begin PROVIDED RECORDS

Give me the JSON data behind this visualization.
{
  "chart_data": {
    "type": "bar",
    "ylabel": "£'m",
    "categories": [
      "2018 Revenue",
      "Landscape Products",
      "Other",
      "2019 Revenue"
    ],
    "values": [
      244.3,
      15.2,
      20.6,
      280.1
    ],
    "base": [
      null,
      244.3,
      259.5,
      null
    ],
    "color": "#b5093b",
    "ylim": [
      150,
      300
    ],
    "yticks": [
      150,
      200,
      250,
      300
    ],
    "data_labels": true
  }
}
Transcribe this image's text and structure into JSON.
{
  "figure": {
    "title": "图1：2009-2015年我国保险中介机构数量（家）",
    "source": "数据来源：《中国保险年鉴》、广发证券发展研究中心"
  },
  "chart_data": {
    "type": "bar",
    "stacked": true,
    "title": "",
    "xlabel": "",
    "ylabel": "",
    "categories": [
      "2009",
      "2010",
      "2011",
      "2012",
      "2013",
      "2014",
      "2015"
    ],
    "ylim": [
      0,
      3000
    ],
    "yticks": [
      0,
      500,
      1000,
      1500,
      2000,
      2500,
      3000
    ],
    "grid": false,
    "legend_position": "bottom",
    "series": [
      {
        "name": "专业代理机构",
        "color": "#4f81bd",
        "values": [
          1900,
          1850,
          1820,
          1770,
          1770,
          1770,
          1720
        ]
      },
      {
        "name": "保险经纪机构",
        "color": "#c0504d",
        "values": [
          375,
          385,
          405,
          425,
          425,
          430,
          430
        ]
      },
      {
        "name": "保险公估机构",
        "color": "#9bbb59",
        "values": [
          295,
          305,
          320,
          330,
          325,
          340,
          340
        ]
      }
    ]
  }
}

end PROVIDED RECORDS
begin PROVIDED RECORDS

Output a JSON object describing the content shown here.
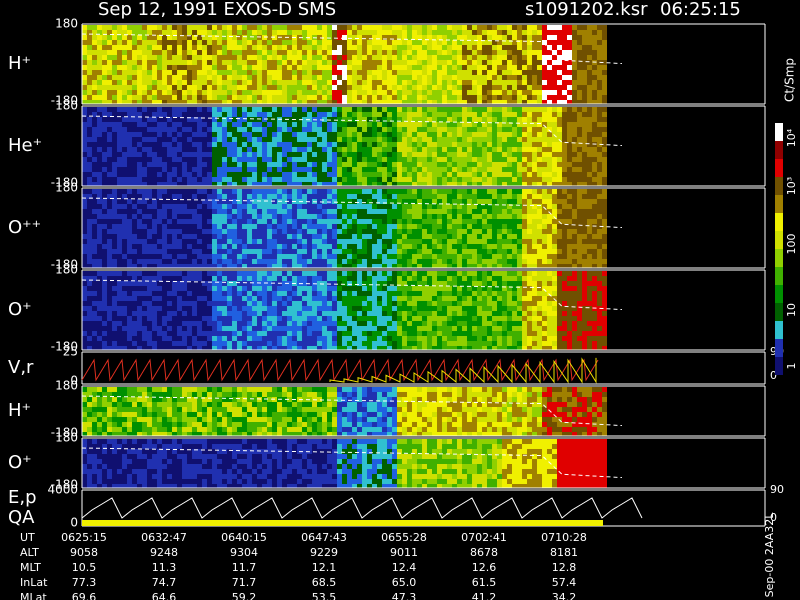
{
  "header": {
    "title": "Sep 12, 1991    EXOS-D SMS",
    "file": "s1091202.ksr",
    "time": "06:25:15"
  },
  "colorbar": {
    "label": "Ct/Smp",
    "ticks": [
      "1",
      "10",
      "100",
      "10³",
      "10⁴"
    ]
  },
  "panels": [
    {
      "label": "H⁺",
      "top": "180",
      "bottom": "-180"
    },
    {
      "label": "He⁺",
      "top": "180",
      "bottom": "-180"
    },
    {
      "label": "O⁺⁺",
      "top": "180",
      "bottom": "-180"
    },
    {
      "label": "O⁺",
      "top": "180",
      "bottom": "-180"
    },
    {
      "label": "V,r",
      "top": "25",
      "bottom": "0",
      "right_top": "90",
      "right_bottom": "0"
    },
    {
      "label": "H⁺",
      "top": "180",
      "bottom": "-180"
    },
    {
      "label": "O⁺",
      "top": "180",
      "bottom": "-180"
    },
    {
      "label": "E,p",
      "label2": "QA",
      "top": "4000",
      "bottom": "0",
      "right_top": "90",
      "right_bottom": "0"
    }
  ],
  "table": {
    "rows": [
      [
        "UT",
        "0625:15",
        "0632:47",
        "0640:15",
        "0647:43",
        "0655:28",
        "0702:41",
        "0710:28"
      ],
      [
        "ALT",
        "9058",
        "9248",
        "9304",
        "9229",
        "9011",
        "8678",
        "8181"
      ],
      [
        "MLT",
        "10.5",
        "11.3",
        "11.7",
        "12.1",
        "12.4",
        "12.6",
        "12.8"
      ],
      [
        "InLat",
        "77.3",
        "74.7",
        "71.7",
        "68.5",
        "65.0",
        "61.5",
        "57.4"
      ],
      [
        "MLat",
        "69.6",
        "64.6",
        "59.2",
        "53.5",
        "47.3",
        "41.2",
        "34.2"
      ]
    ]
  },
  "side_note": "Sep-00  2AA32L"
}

end PROVIDED RECORDS

* **WHAT IS ASKED**
Count how many lines above include the word "this" and answer with that figure only.

* **EXERCISE RESULT**
2